--- Start Listed entries ---
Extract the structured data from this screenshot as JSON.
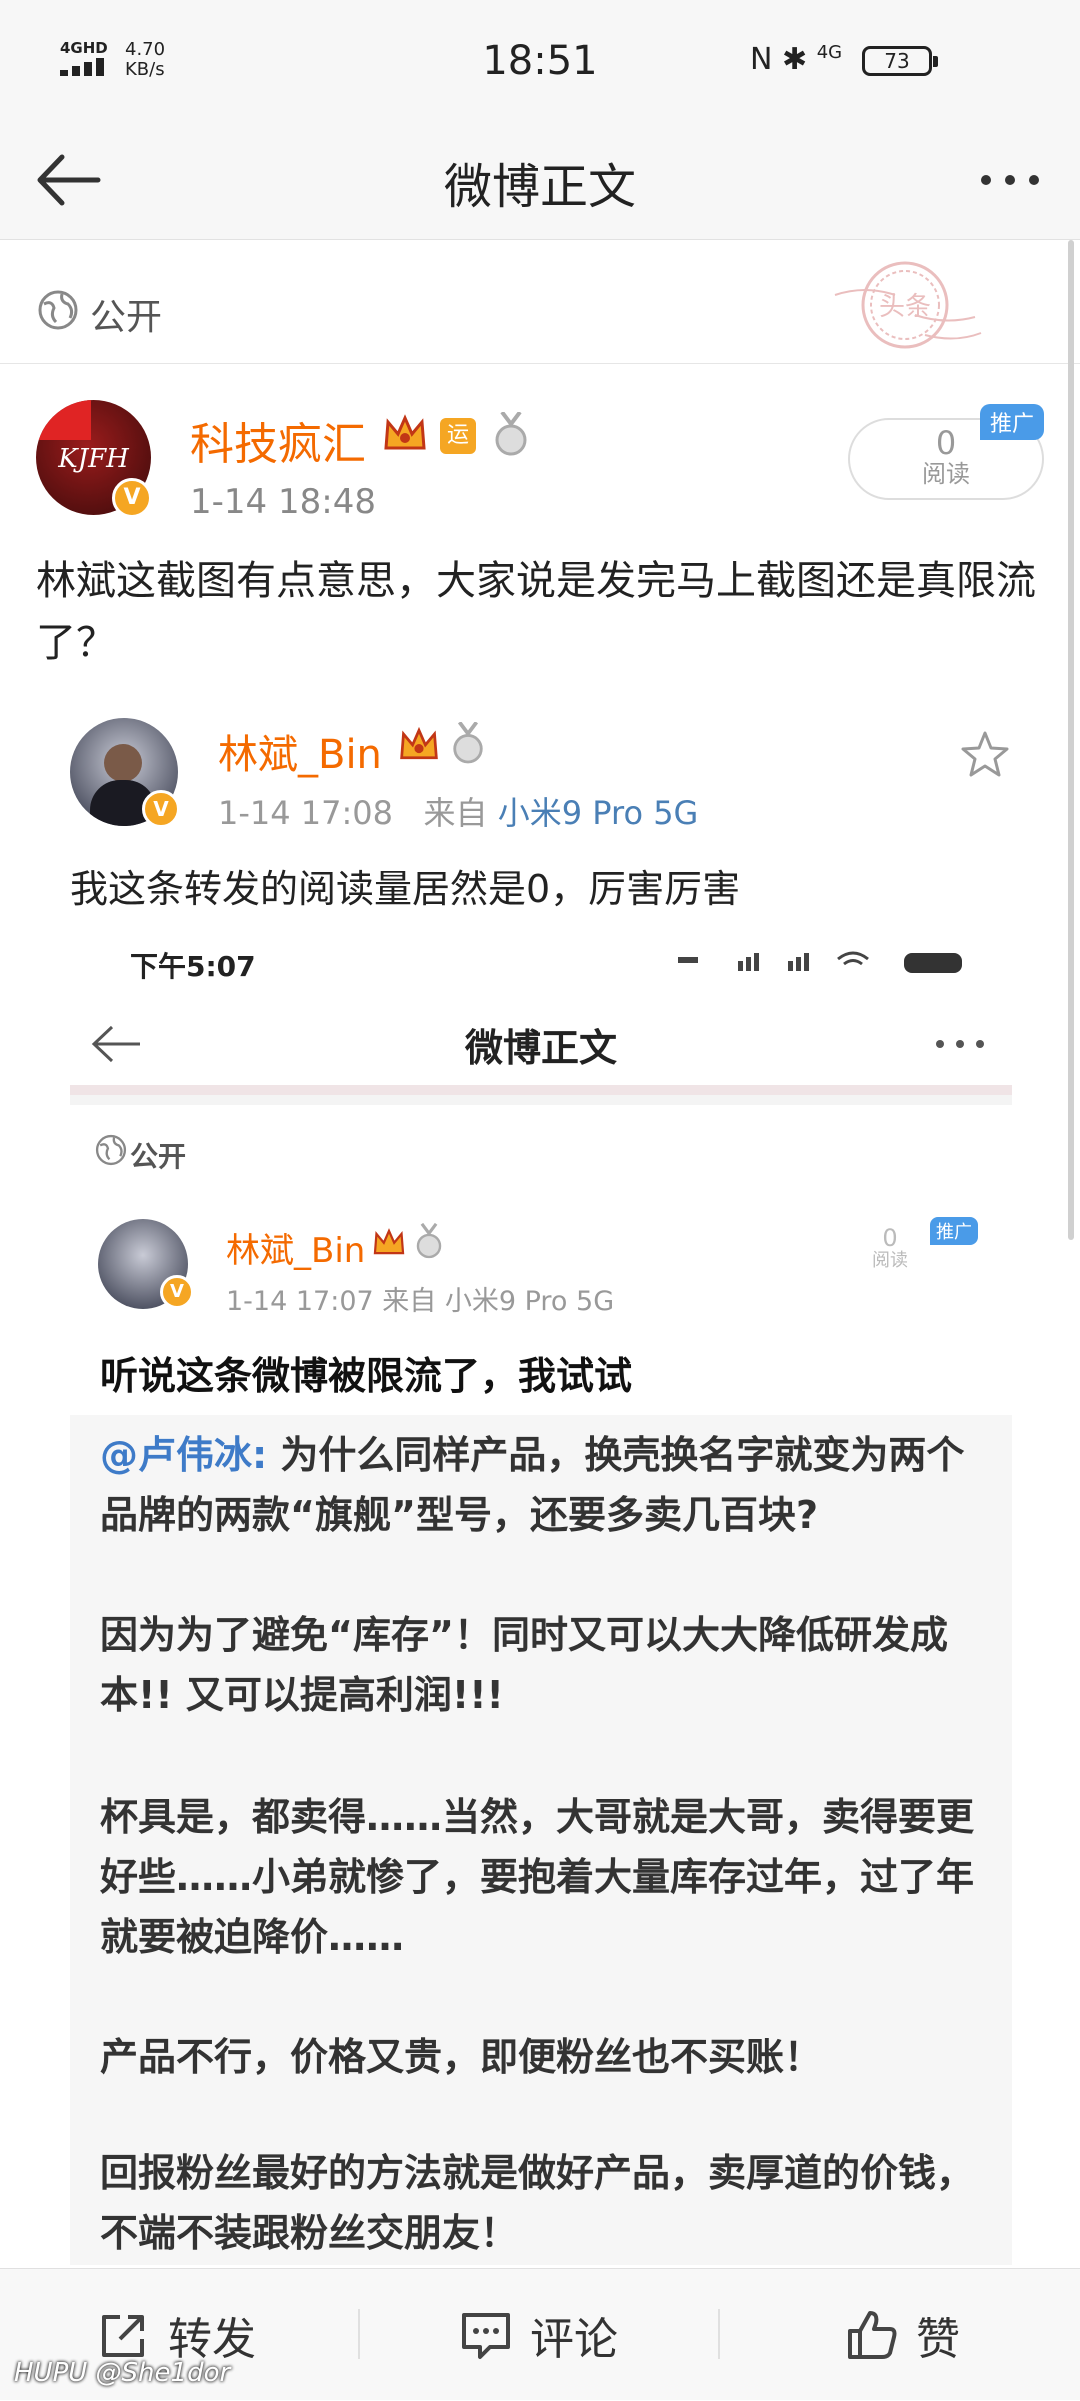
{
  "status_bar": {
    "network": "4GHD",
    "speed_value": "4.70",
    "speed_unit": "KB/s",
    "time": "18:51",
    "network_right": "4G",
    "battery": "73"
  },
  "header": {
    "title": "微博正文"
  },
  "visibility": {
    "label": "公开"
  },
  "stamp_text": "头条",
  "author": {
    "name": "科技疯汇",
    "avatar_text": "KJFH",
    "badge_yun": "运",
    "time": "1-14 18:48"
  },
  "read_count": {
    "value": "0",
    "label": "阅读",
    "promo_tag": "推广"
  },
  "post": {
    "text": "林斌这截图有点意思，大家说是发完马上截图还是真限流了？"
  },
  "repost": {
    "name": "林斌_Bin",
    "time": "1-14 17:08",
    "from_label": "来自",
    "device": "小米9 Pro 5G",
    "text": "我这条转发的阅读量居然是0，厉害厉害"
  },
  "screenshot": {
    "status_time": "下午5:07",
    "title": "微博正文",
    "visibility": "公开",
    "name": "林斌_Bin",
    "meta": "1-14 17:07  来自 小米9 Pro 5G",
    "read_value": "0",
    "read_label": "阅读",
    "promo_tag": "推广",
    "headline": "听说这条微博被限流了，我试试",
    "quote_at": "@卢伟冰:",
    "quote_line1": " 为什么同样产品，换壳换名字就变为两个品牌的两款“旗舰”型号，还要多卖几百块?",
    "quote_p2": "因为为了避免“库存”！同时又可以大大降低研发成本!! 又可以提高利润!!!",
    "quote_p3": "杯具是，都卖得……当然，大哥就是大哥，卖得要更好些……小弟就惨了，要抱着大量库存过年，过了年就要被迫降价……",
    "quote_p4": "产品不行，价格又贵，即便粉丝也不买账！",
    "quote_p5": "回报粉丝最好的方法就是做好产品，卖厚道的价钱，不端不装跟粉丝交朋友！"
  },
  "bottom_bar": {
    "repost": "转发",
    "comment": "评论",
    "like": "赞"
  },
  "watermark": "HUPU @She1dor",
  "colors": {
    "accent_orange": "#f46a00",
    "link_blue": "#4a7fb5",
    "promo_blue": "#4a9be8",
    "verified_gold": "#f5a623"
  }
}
--- End Listed entries ---
--- Start Listed entries ---
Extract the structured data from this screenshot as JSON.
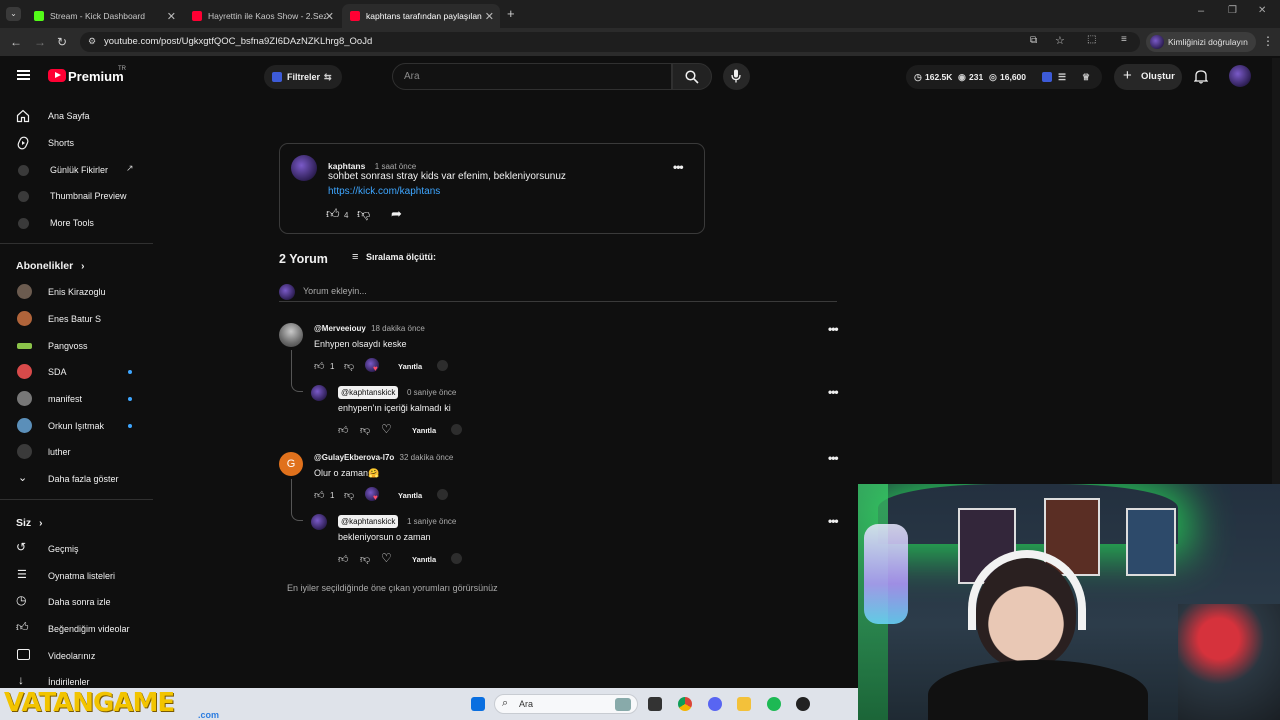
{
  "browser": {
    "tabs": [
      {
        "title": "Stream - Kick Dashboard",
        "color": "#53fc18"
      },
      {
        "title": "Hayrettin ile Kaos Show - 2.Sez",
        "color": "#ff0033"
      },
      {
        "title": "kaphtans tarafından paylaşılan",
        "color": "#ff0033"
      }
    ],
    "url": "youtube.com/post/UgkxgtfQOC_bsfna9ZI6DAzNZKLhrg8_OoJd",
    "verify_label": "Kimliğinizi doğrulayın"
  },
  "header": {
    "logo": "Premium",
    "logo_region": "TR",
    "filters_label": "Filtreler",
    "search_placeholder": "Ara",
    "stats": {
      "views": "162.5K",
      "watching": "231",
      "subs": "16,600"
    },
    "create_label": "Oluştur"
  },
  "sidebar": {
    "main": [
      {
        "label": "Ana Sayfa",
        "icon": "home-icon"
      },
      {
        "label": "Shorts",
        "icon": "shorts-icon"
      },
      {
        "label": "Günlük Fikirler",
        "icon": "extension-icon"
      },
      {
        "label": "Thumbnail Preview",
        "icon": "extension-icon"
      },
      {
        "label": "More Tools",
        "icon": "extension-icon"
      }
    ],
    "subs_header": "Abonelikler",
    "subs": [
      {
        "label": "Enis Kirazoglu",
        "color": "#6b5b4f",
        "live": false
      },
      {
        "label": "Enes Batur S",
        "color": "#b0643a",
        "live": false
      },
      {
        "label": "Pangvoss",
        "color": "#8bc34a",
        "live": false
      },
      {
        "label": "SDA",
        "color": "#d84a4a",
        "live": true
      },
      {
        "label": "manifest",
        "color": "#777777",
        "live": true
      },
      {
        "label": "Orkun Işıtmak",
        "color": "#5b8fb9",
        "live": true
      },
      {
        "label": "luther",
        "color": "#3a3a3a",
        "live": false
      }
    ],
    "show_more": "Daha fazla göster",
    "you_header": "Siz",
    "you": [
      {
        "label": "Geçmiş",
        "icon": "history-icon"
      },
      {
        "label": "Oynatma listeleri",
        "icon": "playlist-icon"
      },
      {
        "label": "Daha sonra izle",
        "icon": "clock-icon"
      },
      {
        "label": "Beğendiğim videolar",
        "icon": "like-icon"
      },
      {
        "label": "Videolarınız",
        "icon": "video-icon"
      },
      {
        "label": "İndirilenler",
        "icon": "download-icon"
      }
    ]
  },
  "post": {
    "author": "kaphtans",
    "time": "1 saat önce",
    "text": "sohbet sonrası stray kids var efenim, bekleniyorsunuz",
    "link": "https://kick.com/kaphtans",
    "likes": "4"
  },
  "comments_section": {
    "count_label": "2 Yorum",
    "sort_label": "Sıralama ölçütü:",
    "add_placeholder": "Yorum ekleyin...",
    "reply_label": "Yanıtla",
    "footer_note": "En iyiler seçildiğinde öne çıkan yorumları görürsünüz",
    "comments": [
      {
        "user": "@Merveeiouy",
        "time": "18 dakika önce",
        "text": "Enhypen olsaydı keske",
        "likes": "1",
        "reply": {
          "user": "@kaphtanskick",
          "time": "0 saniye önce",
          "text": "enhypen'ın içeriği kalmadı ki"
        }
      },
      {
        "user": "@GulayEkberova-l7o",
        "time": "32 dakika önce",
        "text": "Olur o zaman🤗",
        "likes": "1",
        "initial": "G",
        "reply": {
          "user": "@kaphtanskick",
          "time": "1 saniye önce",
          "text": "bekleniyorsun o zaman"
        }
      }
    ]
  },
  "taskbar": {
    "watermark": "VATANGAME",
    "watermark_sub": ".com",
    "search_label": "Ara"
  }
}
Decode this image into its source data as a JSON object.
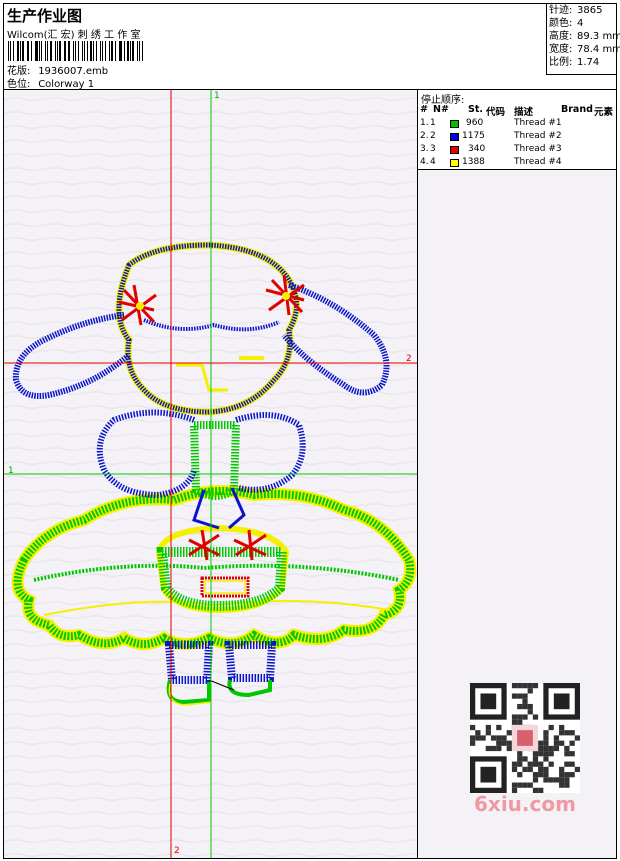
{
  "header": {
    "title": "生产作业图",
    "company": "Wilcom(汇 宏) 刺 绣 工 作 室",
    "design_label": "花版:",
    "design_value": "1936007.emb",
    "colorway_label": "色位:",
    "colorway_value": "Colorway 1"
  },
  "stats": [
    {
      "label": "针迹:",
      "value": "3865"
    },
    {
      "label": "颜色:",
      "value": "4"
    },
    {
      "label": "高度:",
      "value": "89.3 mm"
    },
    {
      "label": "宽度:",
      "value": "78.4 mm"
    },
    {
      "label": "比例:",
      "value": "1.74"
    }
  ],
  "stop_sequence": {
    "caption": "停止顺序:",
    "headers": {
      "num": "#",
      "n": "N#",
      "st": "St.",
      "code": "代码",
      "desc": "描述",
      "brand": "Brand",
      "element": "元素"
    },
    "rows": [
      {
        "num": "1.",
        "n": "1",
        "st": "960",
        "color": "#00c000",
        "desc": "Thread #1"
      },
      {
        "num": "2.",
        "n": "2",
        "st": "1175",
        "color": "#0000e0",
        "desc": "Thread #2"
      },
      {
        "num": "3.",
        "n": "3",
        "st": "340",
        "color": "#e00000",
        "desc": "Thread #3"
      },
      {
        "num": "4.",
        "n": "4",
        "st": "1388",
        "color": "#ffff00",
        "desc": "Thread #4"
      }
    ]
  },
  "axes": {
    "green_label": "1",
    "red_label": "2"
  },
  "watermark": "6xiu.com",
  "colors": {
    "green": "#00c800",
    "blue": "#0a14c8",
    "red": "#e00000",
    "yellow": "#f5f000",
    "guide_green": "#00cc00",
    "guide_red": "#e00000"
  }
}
--- End Listed entries ---
__Given task__. Show all lines from the records above where the word "desc" occurs.

__Solution to this exercise__.
      "desc": "描述",
        "desc": "Thread #1"
        "desc": "Thread #2"
        "desc": "Thread #3"
        "desc": "Thread #4"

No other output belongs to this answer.